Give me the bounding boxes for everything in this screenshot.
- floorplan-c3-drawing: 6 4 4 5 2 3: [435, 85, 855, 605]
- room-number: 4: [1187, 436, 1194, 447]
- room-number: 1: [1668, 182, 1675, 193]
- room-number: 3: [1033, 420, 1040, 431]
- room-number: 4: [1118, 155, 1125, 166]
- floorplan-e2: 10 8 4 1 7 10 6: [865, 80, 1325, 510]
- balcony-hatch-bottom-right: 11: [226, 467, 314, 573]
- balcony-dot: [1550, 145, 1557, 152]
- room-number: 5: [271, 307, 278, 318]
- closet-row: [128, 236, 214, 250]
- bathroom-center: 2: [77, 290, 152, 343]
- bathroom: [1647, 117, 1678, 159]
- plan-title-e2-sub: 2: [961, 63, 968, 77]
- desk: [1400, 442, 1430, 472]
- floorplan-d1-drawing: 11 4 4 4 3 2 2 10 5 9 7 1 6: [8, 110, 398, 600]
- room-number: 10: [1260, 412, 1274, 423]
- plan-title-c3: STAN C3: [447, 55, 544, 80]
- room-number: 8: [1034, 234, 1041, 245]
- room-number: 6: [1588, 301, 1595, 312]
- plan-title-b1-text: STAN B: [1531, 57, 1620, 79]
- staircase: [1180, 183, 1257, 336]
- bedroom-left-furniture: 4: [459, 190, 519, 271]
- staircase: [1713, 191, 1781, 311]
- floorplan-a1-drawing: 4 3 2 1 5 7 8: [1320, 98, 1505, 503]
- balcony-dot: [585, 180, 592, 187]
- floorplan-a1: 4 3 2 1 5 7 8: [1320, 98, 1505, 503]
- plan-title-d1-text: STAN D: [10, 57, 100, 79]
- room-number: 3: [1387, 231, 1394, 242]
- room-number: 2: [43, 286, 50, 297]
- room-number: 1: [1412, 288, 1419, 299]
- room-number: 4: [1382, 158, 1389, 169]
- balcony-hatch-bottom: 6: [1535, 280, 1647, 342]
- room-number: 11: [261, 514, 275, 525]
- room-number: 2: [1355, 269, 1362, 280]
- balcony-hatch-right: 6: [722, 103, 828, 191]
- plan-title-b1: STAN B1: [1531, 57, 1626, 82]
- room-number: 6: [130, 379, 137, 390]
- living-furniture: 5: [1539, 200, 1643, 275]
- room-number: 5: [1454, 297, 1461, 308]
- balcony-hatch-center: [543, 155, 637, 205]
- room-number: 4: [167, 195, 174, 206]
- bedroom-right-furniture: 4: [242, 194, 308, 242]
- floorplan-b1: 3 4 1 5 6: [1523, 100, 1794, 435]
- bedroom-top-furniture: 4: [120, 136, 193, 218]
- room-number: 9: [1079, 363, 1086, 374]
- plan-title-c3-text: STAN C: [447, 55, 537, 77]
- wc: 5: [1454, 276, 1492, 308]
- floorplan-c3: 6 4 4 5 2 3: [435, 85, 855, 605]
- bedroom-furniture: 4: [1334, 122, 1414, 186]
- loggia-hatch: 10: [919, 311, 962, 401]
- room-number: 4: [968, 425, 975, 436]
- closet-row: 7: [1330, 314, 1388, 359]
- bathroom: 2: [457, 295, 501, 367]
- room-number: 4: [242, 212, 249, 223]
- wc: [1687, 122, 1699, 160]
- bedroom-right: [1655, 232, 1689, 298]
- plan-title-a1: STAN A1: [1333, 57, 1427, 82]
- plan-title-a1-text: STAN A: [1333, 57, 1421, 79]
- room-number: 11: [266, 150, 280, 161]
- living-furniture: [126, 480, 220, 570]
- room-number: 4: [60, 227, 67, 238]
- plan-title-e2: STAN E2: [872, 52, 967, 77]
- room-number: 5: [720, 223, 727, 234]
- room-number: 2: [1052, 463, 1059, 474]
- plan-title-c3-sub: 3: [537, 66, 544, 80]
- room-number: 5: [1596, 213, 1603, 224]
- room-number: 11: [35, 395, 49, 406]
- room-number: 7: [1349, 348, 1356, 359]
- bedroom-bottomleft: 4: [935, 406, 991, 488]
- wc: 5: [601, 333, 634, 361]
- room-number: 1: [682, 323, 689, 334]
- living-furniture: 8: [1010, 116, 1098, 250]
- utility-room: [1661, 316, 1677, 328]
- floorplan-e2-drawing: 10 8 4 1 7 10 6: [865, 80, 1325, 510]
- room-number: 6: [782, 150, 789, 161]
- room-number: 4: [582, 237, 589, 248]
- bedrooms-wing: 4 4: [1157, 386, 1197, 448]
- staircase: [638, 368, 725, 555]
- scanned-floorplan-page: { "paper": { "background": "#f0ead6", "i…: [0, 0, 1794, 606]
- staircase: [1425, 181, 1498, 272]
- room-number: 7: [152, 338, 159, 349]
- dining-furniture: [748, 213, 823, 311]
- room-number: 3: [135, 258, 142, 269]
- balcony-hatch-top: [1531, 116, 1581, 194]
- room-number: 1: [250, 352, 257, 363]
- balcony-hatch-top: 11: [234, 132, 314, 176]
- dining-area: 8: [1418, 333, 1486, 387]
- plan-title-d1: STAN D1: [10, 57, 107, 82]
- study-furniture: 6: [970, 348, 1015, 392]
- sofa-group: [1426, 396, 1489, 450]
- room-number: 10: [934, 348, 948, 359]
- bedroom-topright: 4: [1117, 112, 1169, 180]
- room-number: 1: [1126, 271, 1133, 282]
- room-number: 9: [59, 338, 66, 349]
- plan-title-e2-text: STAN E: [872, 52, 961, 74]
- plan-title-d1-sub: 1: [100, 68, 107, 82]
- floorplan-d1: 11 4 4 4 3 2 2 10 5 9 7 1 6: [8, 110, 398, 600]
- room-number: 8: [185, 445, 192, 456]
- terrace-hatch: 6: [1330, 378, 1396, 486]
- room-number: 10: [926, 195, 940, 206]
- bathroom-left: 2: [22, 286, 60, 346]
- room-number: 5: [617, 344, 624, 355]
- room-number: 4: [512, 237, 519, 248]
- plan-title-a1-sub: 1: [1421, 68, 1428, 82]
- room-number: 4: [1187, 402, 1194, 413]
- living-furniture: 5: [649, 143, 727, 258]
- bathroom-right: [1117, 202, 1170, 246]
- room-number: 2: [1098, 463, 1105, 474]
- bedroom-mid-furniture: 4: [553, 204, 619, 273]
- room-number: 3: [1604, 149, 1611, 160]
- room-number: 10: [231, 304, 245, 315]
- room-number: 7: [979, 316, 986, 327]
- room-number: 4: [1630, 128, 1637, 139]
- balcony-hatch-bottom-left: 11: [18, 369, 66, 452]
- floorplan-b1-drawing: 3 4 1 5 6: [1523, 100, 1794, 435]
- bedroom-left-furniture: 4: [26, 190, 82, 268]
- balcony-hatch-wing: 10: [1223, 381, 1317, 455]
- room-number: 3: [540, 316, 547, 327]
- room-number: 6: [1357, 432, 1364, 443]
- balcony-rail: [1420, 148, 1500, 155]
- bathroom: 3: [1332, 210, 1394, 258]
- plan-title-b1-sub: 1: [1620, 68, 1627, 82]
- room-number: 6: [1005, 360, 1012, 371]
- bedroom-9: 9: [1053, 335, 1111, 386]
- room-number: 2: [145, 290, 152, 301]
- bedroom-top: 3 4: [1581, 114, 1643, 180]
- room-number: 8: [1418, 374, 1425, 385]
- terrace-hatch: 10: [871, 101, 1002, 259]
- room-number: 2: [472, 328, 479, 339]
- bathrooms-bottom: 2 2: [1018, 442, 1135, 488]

+ + + + + + +

* [WHAT YOU NEED TO DO]: Return every line of the material above verbatim, in its original order, with nothing added or left out.

* [TASK ANSWER]:
Give me the bounding boxes for everything in this screenshot.
- floorplan-c3-drawing: 6 4 4 5 2 3: [435, 85, 855, 605]
- room-number: 4: [1187, 436, 1194, 447]
- room-number: 1: [1668, 182, 1675, 193]
- room-number: 3: [1033, 420, 1040, 431]
- room-number: 4: [1118, 155, 1125, 166]
- floorplan-e2: 10 8 4 1 7 10 6: [865, 80, 1325, 510]
- balcony-hatch-bottom-right: 11: [226, 467, 314, 573]
- balcony-dot: [1550, 145, 1557, 152]
- room-number: 5: [271, 307, 278, 318]
- closet-row: [128, 236, 214, 250]
- bathroom-center: 2: [77, 290, 152, 343]
- bathroom: [1647, 117, 1678, 159]
- plan-title-e2-sub: 2: [961, 63, 968, 77]
- desk: [1400, 442, 1430, 472]
- floorplan-d1-drawing: 11 4 4 4 3 2 2 10 5 9 7 1 6: [8, 110, 398, 600]
- room-number: 10: [1260, 412, 1274, 423]
- plan-title-c3: STAN C3: [447, 55, 544, 80]
- room-number: 8: [1034, 234, 1041, 245]
- room-number: 6: [1588, 301, 1595, 312]
- plan-title-b1-text: STAN B: [1531, 57, 1620, 79]
- staircase: [1180, 183, 1257, 336]
- bedroom-left-furniture: 4: [459, 190, 519, 271]
- staircase: [1713, 191, 1781, 311]
- floorplan-a1-drawing: 4 3 2 1 5 7 8: [1320, 98, 1505, 503]
- balcony-dot: [585, 180, 592, 187]
- floorplan-a1: 4 3 2 1 5 7 8: [1320, 98, 1505, 503]
- plan-title-d1-text: STAN D: [10, 57, 100, 79]
- room-number: 3: [1387, 231, 1394, 242]
- room-number: 2: [43, 286, 50, 297]
- room-number: 1: [1412, 288, 1419, 299]
- room-number: 4: [1382, 158, 1389, 169]
- balcony-hatch-bottom: 6: [1535, 280, 1647, 342]
- room-number: 11: [261, 514, 275, 525]
- room-number: 2: [1355, 269, 1362, 280]
- balcony-hatch-right: 6: [722, 103, 828, 191]
- plan-title-b1: STAN B1: [1531, 57, 1626, 82]
- room-number: 6: [130, 379, 137, 390]
- living-furniture: 5: [1539, 200, 1643, 275]
- room-number: 5: [1454, 297, 1461, 308]
- balcony-hatch-center: [543, 155, 637, 205]
- room-number: 4: [167, 195, 174, 206]
- bedroom-right-furniture: 4: [242, 194, 308, 242]
- floorplan-b1: 3 4 1 5 6: [1523, 100, 1794, 435]
- bedroom-top-furniture: 4: [120, 136, 193, 218]
- room-number: 9: [1079, 363, 1086, 374]
- plan-title-c3-text: STAN C: [447, 55, 537, 77]
- wc: 5: [1454, 276, 1492, 308]
- floorplan-c3: 6 4 4 5 2 3: [435, 85, 855, 605]
- bedroom-furniture: 4: [1334, 122, 1414, 186]
- loggia-hatch: 10: [919, 311, 962, 401]
- room-number: 4: [968, 425, 975, 436]
- closet-row: 7: [1330, 314, 1388, 359]
- bathroom: 2: [457, 295, 501, 367]
- room-number: 4: [242, 212, 249, 223]
- wc: [1687, 122, 1699, 160]
- bedroom-right: [1655, 232, 1689, 298]
- plan-title-a1: STAN A1: [1333, 57, 1427, 82]
- plan-title-a1-text: STAN A: [1333, 57, 1421, 79]
- room-number: 11: [266, 150, 280, 161]
- living-furniture: [126, 480, 220, 570]
- room-number: 4: [60, 227, 67, 238]
- plan-title-e2: STAN E2: [872, 52, 967, 77]
- room-number: 5: [720, 223, 727, 234]
- room-number: 2: [1052, 463, 1059, 474]
- plan-title-c3-sub: 3: [537, 66, 544, 80]
- room-number: 5: [1596, 213, 1603, 224]
- room-number: 11: [35, 395, 49, 406]
- room-number: 7: [1349, 348, 1356, 359]
- bedroom-bottomleft: 4: [935, 406, 991, 488]
- wc: 5: [601, 333, 634, 361]
- room-number: 1: [682, 323, 689, 334]
- living-furniture: 8: [1010, 116, 1098, 250]
- utility-room: [1661, 316, 1677, 328]
- floorplan-e2-drawing: 10 8 4 1 7 10 6: [865, 80, 1325, 510]
- room-number: 6: [782, 150, 789, 161]
- room-number: 4: [582, 237, 589, 248]
- bedrooms-wing: 4 4: [1157, 386, 1197, 448]
- staircase: [638, 368, 725, 555]
- scanned-floorplan-page: { "paper": { "background": "#f0ead6", "i…: [0, 0, 1794, 606]
- staircase: [1425, 181, 1498, 272]
- room-number: 7: [152, 338, 159, 349]
- dining-furniture: [748, 213, 823, 311]
- room-number: 3: [135, 258, 142, 269]
- balcony-hatch-top: [1531, 116, 1581, 194]
- room-number: 1: [250, 352, 257, 363]
- balcony-hatch-top: 11: [234, 132, 314, 176]
- dining-area: 8: [1418, 333, 1486, 387]
- plan-title-d1: STAN D1: [10, 57, 107, 82]
- study-furniture: 6: [970, 348, 1015, 392]
- sofa-group: [1426, 396, 1489, 450]
- room-number: 10: [934, 348, 948, 359]
- bedroom-topright: 4: [1117, 112, 1169, 180]
- room-number: 1: [1126, 271, 1133, 282]
- room-number: 9: [59, 338, 66, 349]
- plan-title-e2-text: STAN E: [872, 52, 961, 74]
- plan-title-d1-sub: 1: [100, 68, 107, 82]
- floorplan-d1: 11 4 4 4 3 2 2 10 5 9 7 1 6: [8, 110, 398, 600]
- room-number: 8: [185, 445, 192, 456]
- terrace-hatch: 6: [1330, 378, 1396, 486]
- room-number: 10: [926, 195, 940, 206]
- bathroom-left: 2: [22, 286, 60, 346]
- room-number: 5: [617, 344, 624, 355]
- room-number: 4: [512, 237, 519, 248]
- plan-title-a1-sub: 1: [1421, 68, 1428, 82]
- room-number: 4: [1187, 402, 1194, 413]
- living-furniture: 5: [649, 143, 727, 258]
- bathroom-right: [1117, 202, 1170, 246]
- room-number: 2: [1098, 463, 1105, 474]
- bedroom-mid-furniture: 4: [553, 204, 619, 273]
- room-number: 3: [1604, 149, 1611, 160]
- room-number: 10: [231, 304, 245, 315]
- room-number: 7: [979, 316, 986, 327]
- room-number: 4: [1630, 128, 1637, 139]
- balcony-hatch-bottom-left: 11: [18, 369, 66, 452]
- floorplan-b1-drawing: 3 4 1 5 6: [1523, 100, 1794, 435]
- bedroom-left-furniture: 4: [26, 190, 82, 268]
- balcony-hatch-wing: 10: [1223, 381, 1317, 455]
- room-number: 3: [540, 316, 547, 327]
- room-number: 6: [1357, 432, 1364, 443]
- balcony-rail: [1420, 148, 1500, 155]
- bathroom: 3: [1332, 210, 1394, 258]
- plan-title-b1-sub: 1: [1620, 68, 1627, 82]
- room-number: 6: [1005, 360, 1012, 371]
- bedroom-9: 9: [1053, 335, 1111, 386]
- room-number: 2: [145, 290, 152, 301]
- bedroom-top: 3 4: [1581, 114, 1643, 180]
- room-number: 8: [1418, 374, 1425, 385]
- terrace-hatch: 10: [871, 101, 1002, 259]
- room-number: 2: [472, 328, 479, 339]
- bathrooms-bottom: 2 2: [1018, 442, 1135, 488]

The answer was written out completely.